>> Begin EXERCISE DATA

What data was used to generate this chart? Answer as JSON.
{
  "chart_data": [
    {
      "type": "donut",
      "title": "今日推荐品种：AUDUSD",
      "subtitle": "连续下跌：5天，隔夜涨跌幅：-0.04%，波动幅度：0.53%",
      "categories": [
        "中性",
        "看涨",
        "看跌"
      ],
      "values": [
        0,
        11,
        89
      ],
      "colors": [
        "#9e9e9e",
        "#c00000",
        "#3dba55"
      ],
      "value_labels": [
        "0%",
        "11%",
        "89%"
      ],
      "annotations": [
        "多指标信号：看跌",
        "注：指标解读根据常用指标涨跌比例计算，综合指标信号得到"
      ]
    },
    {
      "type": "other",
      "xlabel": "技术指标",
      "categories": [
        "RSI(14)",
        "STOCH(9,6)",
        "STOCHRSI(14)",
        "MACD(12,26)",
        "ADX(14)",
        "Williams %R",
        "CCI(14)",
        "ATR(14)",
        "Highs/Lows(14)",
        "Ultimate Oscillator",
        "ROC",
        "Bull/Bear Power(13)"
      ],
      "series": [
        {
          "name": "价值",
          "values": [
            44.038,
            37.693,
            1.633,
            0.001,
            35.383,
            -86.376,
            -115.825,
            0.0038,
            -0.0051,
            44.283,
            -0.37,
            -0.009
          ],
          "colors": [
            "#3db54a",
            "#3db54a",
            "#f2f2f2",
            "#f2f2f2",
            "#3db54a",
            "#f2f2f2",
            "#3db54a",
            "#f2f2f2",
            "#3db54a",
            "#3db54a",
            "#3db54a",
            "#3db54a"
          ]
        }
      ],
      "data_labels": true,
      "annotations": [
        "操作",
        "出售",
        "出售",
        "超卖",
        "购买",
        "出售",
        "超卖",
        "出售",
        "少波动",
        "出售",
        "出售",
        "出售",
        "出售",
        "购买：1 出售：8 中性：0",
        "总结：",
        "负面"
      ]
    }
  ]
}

>> End EXERCISE DATA

The entries above must be returned exactly.

What data was used to generate this chart? Answer as JSON.
{
  "chart_data": [
    {
      "type": "donut",
      "title": "今日推荐品种：AUDUSD",
      "subtitle": "连续下跌：5天，隔夜涨跌幅：-0.04%，波动幅度：0.53%",
      "categories": [
        "中性",
        "看涨",
        "看跌"
      ],
      "values": [
        0,
        11,
        89
      ],
      "colors": [
        "#9e9e9e",
        "#c00000",
        "#3dba55"
      ],
      "value_labels": [
        "0%",
        "11%",
        "89%"
      ],
      "annotations": [
        "多指标信号：看跌",
        "注：指标解读根据常用指标涨跌比例计算，综合指标信号得到"
      ]
    },
    {
      "type": "other",
      "xlabel": "技术指标",
      "categories": [
        "RSI(14)",
        "STOCH(9,6)",
        "STOCHRSI(14)",
        "MACD(12,26)",
        "ADX(14)",
        "Williams %R",
        "CCI(14)",
        "ATR(14)",
        "Highs/Lows(14)",
        "Ultimate Oscillator",
        "ROC",
        "Bull/Bear Power(13)"
      ],
      "series": [
        {
          "name": "价值",
          "values": [
            44.038,
            37.693,
            1.633,
            0.001,
            35.383,
            -86.376,
            -115.825,
            0.0038,
            -0.0051,
            44.283,
            -0.37,
            -0.009
          ],
          "colors": [
            "#3db54a",
            "#3db54a",
            "#f2f2f2",
            "#f2f2f2",
            "#3db54a",
            "#f2f2f2",
            "#3db54a",
            "#f2f2f2",
            "#3db54a",
            "#3db54a",
            "#3db54a",
            "#3db54a"
          ]
        }
      ],
      "data_labels": true,
      "annotations": [
        "操作",
        "出售",
        "出售",
        "超卖",
        "购买",
        "出售",
        "超卖",
        "出售",
        "少波动",
        "出售",
        "出售",
        "出售",
        "出售",
        "购买：1 出售：8 中性：0",
        "总结：",
        "负面"
      ]
    }
  ]
}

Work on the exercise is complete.